Dataset entries on figures
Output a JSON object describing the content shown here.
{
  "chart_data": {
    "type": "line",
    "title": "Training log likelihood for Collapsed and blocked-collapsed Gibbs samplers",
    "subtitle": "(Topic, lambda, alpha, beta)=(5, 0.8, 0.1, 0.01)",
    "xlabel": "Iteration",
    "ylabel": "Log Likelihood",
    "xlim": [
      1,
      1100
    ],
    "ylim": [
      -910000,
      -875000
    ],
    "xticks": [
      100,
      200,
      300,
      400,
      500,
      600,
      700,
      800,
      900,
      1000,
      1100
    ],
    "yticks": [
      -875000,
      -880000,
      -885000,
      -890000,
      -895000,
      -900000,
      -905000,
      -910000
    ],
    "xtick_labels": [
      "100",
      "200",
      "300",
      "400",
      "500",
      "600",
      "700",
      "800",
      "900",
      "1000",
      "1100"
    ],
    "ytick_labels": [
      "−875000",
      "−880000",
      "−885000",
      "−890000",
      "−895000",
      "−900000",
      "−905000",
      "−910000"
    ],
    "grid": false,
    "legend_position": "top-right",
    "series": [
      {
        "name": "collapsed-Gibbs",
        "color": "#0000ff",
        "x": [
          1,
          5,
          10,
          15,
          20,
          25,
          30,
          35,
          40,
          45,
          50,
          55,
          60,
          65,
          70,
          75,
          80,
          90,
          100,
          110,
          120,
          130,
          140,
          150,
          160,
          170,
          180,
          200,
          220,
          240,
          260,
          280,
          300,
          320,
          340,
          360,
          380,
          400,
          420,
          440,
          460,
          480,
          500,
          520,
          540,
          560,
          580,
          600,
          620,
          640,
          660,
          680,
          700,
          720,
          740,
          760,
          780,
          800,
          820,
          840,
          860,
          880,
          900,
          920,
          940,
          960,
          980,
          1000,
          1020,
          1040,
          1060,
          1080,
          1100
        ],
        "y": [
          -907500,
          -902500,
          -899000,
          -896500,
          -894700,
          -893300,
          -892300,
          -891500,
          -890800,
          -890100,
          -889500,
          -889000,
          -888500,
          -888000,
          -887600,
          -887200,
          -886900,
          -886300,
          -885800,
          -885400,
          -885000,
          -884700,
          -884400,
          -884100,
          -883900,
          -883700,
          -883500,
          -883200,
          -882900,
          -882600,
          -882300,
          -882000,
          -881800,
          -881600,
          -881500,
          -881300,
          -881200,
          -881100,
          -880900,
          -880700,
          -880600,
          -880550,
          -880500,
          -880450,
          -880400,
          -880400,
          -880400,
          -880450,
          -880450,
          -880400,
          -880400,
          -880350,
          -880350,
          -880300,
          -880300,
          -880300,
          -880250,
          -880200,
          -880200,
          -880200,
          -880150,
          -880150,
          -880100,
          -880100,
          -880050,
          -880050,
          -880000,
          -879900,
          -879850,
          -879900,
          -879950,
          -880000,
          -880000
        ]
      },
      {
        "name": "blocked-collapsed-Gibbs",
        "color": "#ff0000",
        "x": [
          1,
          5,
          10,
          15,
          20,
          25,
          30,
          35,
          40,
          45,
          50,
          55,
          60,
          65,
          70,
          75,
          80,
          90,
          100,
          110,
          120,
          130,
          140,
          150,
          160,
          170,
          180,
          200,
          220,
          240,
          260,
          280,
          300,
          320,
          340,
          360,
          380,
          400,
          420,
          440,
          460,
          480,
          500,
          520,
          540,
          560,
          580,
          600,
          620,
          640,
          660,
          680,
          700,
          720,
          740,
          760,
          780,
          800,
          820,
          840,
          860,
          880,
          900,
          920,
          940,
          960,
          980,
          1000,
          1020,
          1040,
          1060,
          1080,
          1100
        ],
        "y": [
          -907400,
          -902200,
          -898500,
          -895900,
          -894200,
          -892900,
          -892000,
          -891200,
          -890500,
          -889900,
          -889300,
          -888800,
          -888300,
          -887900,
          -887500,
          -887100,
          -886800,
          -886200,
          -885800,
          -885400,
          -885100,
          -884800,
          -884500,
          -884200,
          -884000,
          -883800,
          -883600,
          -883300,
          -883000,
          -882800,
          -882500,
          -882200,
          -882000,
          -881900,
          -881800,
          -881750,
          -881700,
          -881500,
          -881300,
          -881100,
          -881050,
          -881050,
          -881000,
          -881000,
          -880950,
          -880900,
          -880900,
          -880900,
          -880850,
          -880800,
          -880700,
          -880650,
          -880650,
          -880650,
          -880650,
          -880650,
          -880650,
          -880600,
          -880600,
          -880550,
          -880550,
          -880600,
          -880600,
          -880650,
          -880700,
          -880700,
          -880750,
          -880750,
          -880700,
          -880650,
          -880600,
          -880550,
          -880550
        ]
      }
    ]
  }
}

(TASK PROMPT): Which lines of the data above contain "name"? Copy each one.

(SOLUTION TO THE EXERCISE):
        "name": "collapsed-Gibbs",
        "name": "blocked-collapsed-Gibbs",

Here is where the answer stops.